Dataset entries:
● ● ● ● ●

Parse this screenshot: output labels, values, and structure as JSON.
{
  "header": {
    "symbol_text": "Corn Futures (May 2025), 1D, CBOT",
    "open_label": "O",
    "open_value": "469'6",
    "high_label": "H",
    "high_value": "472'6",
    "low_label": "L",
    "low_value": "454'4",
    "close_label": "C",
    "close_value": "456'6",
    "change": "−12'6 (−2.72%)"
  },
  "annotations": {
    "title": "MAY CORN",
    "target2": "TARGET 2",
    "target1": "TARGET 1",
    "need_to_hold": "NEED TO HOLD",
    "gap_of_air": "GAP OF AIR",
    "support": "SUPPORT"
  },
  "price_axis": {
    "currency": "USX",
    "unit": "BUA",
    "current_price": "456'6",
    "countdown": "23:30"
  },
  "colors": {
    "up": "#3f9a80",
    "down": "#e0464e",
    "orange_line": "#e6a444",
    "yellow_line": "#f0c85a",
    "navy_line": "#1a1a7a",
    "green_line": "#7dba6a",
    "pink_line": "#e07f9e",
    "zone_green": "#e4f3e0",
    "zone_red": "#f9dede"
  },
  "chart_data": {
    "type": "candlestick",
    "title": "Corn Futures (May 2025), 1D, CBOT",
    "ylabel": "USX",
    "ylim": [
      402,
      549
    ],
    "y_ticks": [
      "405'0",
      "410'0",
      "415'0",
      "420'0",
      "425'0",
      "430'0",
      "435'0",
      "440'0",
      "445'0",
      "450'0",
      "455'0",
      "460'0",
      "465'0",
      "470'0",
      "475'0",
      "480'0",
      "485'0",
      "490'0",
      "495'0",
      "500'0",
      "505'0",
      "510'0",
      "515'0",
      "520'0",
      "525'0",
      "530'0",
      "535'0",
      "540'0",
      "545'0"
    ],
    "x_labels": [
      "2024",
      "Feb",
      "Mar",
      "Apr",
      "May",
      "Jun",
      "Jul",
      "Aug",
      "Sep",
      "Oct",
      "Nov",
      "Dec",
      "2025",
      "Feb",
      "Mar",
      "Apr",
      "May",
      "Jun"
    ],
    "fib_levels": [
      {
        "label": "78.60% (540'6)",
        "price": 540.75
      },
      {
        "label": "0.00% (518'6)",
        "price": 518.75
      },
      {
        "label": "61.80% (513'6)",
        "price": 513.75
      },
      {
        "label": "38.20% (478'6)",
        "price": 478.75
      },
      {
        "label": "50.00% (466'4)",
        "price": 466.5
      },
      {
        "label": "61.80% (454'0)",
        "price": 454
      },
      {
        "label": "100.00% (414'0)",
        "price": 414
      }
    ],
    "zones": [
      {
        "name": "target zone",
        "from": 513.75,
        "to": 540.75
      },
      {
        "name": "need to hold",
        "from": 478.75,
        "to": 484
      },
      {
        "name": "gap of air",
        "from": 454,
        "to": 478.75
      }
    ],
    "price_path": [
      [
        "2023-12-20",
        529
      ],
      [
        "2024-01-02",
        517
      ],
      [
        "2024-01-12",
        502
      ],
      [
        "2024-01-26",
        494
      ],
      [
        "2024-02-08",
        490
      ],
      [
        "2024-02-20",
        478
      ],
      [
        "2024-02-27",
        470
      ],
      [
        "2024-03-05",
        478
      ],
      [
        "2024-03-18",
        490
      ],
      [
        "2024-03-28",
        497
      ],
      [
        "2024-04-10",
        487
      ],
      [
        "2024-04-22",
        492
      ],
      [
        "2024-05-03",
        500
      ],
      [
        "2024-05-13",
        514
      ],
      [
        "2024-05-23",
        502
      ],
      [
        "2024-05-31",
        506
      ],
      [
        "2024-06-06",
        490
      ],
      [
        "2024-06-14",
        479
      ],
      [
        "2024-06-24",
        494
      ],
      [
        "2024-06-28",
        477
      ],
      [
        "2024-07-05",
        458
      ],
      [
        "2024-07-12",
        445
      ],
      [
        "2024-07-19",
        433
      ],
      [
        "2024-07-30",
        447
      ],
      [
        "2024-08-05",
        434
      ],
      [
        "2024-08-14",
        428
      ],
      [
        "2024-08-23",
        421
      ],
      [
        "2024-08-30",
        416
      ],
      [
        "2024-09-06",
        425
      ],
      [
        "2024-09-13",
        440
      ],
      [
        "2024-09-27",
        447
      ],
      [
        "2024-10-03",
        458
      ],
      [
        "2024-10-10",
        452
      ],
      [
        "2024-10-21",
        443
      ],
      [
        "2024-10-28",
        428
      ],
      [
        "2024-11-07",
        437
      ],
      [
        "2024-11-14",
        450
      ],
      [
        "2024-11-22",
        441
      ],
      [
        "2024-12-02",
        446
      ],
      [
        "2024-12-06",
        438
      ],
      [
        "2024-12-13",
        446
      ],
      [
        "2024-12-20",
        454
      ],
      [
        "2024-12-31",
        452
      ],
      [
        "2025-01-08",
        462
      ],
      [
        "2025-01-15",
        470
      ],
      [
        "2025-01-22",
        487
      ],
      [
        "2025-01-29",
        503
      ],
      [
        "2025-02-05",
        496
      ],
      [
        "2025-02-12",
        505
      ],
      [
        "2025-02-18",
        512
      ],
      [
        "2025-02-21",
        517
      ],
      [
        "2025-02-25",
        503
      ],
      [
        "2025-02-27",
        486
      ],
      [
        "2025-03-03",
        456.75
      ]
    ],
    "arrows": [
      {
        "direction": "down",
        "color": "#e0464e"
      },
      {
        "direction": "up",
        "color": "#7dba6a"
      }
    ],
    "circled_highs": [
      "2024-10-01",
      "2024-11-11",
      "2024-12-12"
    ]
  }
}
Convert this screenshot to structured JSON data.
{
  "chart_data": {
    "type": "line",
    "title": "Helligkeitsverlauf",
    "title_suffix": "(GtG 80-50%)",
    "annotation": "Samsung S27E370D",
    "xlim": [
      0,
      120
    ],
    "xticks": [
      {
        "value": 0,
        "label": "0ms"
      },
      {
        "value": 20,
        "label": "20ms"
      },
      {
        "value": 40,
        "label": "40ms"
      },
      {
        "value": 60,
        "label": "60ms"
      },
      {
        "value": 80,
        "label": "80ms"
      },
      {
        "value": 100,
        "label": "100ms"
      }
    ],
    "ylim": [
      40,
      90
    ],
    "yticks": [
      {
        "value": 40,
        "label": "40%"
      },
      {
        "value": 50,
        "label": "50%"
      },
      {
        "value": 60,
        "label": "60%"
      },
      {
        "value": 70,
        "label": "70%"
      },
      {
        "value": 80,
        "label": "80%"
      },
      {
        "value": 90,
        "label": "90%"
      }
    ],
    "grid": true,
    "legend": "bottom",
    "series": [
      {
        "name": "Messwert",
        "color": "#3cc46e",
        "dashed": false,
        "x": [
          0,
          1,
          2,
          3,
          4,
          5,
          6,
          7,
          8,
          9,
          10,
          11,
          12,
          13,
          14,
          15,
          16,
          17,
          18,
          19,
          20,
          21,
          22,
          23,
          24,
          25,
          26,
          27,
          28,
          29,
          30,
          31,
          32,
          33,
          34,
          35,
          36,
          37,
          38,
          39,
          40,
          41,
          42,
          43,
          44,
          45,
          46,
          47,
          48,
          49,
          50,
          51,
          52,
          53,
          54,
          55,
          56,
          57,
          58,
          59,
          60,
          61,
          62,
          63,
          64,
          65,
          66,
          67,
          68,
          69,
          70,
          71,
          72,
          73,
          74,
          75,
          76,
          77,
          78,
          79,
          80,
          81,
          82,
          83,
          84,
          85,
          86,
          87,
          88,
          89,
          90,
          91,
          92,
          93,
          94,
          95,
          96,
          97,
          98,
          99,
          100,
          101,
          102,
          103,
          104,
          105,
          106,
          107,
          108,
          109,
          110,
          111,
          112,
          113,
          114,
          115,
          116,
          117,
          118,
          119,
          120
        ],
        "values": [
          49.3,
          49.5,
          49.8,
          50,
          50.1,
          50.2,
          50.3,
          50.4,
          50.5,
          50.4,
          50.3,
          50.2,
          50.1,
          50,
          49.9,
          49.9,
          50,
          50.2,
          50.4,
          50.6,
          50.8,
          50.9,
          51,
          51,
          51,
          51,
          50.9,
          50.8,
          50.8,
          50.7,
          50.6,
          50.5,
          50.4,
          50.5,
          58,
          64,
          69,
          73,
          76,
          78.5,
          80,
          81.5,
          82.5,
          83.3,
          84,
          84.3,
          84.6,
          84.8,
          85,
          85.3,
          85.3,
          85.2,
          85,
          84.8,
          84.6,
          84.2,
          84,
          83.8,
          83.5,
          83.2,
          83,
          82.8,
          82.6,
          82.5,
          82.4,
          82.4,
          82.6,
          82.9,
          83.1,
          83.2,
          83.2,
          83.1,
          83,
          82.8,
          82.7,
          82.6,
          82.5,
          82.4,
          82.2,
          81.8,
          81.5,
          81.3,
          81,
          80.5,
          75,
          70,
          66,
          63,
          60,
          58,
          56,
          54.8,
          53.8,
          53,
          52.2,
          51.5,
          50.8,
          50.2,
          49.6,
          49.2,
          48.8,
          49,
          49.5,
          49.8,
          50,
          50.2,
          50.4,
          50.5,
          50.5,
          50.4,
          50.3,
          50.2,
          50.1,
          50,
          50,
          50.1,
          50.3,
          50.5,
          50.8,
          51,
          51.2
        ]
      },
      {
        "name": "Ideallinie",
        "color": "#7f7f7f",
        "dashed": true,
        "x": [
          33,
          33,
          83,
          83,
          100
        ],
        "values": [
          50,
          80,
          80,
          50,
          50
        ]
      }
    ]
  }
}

● ● ● ● ●

→ **Job**: For the data above, state only how many lines include the word "JSON".

→ **Response**: 2